### BERDASARKAN INFORMASI INI
1) Salin tanpa diubah bagian teks tentang terapi aktivitas kelompok, mulai dari "6) Program antisipasi" dan terus sampai "terapi aktivitas kelompok.".
2) Sebutkan semua masalah yang menurut teks tentang terapi aktivitas kelompok mungkin timbul saat terapi dijalankan.
3) Menurut teks tentang terapi aktivitas kelompok, untuk apa program antisipasi masalah dilakukan?

5) Tugas dalam mengatasi permasalahan yang timbul dalam pelaksanaan terapi
Masalah yang mungkin timbul adalah kemungkinan timbulnya sub
kelompok, kurangnya keterbukaan, resistensi baik individu atau kelompok dan
adanya anggota kelompok yang drop out.
Cara mengatasi masalah tersebut tergantung pada jenis kelompok terapis,
kontrak dan kerangka teori yang mendasari terapi aktivitas tersebut.
6) Program antisipasi masalah
Merupakan intervensi keperawatan yang dilakukan untuk mengantisipasi
keadaan yang bersifat darurat (emergensi dalam terapi) yang dapat mempengaruhi
proses pelaksanaan terapi aktivitas kelompok.

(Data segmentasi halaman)
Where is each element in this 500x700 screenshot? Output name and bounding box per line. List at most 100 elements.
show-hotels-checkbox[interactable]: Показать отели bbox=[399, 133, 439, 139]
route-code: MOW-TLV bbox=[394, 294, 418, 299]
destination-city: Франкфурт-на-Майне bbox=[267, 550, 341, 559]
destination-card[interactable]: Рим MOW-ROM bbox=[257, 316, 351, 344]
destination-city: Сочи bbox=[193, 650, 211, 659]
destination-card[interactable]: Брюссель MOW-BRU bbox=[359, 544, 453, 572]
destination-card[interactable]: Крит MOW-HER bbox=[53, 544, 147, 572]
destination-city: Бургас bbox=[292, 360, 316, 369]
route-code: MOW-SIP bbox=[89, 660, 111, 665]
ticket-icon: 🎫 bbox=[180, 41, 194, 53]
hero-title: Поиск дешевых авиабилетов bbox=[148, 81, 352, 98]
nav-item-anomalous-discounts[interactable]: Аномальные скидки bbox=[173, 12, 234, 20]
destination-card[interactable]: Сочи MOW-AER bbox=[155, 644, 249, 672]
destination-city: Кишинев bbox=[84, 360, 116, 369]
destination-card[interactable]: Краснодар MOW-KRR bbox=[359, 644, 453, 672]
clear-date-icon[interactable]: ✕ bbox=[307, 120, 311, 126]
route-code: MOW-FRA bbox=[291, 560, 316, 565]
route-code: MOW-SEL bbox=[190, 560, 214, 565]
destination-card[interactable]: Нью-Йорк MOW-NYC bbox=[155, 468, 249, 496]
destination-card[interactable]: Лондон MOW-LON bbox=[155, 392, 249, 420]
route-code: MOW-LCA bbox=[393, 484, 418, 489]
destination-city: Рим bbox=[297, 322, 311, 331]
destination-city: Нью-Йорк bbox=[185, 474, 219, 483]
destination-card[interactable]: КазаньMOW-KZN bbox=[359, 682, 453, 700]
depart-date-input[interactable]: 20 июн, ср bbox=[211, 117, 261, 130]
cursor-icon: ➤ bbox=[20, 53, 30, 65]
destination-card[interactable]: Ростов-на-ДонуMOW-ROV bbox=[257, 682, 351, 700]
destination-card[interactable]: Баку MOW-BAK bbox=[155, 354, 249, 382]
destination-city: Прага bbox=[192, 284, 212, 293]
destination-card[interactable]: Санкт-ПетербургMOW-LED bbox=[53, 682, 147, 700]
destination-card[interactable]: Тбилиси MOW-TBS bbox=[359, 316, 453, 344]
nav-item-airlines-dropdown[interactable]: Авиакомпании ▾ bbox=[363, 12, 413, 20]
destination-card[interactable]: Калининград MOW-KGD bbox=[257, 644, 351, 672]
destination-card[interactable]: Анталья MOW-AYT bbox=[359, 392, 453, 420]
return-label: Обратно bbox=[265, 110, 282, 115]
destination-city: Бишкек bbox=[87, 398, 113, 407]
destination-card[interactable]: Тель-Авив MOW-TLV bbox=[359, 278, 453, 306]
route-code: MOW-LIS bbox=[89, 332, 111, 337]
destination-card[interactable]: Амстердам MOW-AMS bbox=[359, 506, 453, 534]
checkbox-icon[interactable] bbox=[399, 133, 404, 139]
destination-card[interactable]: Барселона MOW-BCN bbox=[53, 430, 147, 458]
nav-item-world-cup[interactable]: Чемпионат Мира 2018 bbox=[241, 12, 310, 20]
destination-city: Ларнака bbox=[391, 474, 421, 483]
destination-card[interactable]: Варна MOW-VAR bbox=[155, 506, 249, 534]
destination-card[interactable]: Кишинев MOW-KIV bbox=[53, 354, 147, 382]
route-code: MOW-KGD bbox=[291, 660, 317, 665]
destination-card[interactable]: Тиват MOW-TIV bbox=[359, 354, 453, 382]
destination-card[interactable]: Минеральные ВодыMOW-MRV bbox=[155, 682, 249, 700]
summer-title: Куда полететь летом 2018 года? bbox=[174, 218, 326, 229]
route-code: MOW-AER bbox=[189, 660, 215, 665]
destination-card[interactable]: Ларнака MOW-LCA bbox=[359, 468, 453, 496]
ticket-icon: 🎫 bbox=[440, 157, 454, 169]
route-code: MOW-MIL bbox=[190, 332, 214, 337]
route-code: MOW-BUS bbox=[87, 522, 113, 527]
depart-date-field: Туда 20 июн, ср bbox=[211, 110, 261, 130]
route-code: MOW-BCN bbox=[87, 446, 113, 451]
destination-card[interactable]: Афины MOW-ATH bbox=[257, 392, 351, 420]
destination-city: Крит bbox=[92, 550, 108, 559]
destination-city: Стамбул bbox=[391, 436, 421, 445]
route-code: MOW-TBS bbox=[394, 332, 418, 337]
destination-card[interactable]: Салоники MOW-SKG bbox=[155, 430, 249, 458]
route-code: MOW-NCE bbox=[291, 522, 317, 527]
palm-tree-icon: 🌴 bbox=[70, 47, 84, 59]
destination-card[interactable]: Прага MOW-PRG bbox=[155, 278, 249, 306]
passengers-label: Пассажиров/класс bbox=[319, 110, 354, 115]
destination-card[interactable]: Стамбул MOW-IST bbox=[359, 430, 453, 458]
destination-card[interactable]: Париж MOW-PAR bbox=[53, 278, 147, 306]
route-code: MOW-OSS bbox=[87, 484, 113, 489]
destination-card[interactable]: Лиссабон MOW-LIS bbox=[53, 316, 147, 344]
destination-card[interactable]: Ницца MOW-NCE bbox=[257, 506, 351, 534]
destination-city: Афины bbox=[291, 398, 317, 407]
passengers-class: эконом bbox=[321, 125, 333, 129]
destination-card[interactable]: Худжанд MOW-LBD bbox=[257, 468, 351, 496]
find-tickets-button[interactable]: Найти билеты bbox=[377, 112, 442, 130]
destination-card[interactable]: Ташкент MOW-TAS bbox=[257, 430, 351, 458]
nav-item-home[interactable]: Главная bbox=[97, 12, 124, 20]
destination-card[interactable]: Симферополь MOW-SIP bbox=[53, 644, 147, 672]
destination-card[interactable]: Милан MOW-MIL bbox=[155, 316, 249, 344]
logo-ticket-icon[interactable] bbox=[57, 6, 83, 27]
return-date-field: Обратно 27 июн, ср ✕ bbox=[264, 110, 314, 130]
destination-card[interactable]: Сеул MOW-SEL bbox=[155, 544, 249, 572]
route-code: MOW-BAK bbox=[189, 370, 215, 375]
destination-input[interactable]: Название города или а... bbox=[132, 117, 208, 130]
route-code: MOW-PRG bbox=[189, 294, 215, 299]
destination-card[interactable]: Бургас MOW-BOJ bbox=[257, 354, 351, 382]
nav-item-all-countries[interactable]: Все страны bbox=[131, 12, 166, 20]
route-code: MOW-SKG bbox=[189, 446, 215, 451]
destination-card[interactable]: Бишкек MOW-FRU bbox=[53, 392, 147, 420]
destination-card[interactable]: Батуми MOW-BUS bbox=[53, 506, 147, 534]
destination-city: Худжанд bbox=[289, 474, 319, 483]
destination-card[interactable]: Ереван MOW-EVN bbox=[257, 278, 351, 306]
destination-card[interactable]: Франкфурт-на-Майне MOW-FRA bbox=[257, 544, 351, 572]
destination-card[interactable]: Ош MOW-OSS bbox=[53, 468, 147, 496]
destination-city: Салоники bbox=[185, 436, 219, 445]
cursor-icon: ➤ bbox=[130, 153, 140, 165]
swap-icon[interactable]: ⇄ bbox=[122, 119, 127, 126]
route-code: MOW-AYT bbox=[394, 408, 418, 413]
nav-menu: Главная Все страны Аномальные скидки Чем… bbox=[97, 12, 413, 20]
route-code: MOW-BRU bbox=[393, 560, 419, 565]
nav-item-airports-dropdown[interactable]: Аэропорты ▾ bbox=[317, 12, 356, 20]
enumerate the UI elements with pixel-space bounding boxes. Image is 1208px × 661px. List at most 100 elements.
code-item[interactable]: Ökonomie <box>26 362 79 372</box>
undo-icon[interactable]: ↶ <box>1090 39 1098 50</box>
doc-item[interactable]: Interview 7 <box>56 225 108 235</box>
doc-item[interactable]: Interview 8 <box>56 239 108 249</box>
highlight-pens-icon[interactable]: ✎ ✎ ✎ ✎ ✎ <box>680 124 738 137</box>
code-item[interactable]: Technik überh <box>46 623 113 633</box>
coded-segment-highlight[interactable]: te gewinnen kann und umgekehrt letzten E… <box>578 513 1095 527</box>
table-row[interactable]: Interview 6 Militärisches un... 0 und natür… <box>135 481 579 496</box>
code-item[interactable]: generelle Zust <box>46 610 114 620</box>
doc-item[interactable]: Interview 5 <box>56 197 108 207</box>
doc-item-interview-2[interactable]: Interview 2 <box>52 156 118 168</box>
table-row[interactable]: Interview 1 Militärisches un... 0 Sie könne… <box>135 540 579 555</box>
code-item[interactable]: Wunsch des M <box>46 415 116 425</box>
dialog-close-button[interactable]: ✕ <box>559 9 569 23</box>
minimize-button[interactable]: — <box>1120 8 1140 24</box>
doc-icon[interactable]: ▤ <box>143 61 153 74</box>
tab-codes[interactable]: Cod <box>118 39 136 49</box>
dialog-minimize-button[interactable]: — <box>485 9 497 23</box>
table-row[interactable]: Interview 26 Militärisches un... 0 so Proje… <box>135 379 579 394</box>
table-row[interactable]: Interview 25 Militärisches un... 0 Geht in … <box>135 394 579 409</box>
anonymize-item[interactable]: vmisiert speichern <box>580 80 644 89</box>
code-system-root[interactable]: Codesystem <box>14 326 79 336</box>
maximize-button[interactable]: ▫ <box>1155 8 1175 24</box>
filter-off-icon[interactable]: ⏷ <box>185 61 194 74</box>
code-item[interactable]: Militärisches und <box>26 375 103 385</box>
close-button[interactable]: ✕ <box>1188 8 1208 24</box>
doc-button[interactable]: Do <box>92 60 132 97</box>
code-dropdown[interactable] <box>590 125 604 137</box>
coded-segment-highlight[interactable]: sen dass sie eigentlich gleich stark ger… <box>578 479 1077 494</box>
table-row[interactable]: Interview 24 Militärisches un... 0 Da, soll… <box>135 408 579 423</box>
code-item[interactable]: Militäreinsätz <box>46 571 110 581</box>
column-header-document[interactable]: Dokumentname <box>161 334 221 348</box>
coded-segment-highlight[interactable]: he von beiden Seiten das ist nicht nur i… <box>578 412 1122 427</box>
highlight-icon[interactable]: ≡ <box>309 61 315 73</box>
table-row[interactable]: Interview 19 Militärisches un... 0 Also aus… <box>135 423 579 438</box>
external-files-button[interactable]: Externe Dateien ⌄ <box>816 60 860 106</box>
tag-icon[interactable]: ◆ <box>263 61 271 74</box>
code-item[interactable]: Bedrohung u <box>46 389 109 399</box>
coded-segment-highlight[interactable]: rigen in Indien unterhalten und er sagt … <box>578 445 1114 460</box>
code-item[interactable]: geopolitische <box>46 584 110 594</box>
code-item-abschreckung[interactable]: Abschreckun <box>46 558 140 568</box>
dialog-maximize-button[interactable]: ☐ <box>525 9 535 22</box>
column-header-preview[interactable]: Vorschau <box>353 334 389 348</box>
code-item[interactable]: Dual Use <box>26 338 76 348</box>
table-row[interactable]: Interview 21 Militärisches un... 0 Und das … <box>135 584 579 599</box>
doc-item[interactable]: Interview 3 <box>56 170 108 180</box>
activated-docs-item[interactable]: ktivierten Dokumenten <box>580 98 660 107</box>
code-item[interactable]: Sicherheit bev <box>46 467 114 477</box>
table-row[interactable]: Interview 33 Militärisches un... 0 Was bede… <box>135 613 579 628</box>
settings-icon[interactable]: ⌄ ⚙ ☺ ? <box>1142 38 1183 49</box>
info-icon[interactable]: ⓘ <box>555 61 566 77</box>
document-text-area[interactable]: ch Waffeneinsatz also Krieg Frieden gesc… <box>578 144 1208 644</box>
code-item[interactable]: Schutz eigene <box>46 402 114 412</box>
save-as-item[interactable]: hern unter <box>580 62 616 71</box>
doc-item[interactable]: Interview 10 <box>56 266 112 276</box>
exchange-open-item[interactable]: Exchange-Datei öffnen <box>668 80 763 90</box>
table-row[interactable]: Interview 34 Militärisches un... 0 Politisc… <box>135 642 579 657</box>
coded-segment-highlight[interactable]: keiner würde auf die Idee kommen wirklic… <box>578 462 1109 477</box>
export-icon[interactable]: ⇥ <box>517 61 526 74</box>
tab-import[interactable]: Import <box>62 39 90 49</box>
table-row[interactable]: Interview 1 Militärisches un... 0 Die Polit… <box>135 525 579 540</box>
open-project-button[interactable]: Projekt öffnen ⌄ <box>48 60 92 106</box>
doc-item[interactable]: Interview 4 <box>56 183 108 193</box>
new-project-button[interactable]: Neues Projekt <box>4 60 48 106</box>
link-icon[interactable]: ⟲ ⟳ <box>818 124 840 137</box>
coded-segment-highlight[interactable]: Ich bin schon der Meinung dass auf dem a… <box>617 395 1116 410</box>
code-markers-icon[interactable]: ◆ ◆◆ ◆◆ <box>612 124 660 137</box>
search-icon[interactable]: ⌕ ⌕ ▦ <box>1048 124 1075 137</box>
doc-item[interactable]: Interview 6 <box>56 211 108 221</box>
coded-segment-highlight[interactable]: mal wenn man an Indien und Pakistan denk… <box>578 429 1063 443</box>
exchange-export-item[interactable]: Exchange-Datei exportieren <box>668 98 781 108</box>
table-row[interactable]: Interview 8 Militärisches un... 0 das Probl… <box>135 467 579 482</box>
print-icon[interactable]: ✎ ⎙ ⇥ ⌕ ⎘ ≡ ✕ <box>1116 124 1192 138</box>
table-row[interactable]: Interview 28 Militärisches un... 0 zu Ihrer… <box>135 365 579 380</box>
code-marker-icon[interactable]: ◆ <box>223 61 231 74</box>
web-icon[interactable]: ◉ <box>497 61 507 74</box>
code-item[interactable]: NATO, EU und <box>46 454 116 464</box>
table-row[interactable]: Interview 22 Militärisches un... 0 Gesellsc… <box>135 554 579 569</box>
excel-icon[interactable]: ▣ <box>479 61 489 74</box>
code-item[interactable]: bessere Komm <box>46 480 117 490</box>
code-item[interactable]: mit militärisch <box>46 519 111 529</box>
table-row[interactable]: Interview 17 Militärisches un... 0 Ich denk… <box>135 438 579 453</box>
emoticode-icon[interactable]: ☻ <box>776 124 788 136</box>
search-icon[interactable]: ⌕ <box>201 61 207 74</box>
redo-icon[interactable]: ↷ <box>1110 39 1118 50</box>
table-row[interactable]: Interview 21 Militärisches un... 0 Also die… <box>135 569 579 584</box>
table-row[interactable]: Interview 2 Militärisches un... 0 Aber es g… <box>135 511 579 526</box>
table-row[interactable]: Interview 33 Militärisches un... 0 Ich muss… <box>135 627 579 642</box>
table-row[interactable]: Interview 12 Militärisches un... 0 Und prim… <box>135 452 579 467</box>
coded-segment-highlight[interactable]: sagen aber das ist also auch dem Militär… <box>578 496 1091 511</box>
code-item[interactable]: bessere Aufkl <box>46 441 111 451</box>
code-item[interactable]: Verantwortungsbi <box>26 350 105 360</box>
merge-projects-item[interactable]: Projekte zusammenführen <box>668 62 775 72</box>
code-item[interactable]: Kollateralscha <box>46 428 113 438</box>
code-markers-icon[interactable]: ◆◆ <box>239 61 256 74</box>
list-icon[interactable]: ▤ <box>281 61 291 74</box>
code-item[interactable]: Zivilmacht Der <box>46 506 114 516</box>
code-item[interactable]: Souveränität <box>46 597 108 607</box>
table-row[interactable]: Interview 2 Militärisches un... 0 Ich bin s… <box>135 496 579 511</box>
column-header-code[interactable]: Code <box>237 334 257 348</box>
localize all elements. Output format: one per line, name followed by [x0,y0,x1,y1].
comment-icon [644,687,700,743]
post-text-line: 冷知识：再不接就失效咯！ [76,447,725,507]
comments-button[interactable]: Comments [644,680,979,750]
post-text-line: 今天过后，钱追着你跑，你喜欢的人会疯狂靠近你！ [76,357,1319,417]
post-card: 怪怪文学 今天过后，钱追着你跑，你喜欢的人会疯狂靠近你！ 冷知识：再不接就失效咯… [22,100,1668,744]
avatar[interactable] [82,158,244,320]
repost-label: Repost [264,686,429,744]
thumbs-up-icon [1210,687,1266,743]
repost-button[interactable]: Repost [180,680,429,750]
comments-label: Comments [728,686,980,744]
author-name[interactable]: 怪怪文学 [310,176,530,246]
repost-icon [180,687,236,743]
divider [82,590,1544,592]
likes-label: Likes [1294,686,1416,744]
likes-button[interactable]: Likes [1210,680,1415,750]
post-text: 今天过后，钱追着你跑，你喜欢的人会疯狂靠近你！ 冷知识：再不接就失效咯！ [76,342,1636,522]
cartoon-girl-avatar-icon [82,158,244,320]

### JAWABAN LATIHAN
1)
6) Program antisipasi masalah
Merupakan intervensi keperawatan yang dilakukan untuk mengantisipasi
keadaan yang bersifat darurat (emergensi dalam terapi) yang dapat mempengaruhi
proses pelaksanaan terapi aktivitas kelompok.

2)
- Timbulnya sub kelompok
- Kurangnya keterbukaan
- Resistensi, baik dari individu maupun kelompok
- Adanya anggota kelompok yang drop out

3) Program antisipasi masalah adalah intervensi keperawatan untuk mengantisipasi keadaan darurat dalam terapi. Keadaan darurat itu bisa mempengaruhi proses pelaksanaan terapi aktivitas kelompok.